- _PROBLEM DESCRIPTION_
If an entry contains a picture, leave the picture out and reproduce everything else in the records below exactly.

•••

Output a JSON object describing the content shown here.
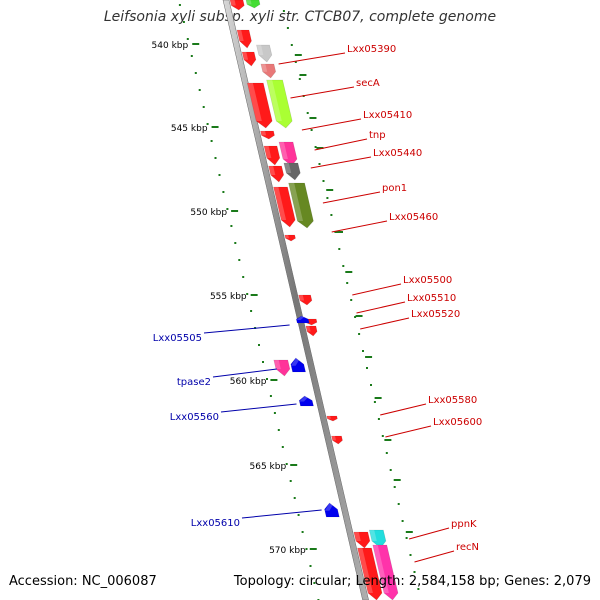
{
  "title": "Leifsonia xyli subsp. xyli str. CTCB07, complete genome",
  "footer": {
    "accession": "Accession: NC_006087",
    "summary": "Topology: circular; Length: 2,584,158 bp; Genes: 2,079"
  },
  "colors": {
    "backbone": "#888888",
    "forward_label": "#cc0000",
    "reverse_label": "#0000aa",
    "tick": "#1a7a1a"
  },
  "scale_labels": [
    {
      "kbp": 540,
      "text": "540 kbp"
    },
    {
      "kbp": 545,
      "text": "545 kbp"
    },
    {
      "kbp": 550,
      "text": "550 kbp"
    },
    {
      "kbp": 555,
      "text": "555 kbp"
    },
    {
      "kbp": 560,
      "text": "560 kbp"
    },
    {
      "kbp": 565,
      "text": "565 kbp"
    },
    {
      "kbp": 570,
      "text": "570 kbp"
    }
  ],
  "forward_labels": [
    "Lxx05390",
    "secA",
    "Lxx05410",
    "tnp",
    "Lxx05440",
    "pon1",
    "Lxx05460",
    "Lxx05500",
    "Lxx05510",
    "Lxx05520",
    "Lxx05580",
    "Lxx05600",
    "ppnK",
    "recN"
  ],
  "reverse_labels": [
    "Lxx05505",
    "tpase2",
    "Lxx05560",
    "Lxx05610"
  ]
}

•••

- _ANSWER BOX_
Output a JSON object describing the content shown here.
{
  "title": "Leifsonia xyli subsp. xyli str. CTCB07, complete genome",
  "footer": {
    "accession": "Accession: NC_006087",
    "summary": "Topology: circular; Length: 2,584,158 bp; Genes: 2,079"
  },
  "colors": {
    "backbone": "#888888",
    "forward_label": "#cc0000",
    "reverse_label": "#0000aa",
    "tick": "#1a7a1a"
  },
  "scale_labels": [
    {
      "kbp": 540,
      "text": "540 kbp"
    },
    {
      "kbp": 545,
      "text": "545 kbp"
    },
    {
      "kbp": 550,
      "text": "550 kbp"
    },
    {
      "kbp": 555,
      "text": "555 kbp"
    },
    {
      "kbp": 560,
      "text": "560 kbp"
    },
    {
      "kbp": 565,
      "text": "565 kbp"
    },
    {
      "kbp": 570,
      "text": "570 kbp"
    }
  ],
  "forward_labels": [
    "Lxx05390",
    "secA",
    "Lxx05410",
    "tnp",
    "Lxx05440",
    "pon1",
    "Lxx05460",
    "Lxx05500",
    "Lxx05510",
    "Lxx05520",
    "Lxx05580",
    "Lxx05600",
    "ppnK",
    "recN"
  ],
  "reverse_labels": [
    "Lxx05505",
    "tpase2",
    "Lxx05560",
    "Lxx05610"
  ]
}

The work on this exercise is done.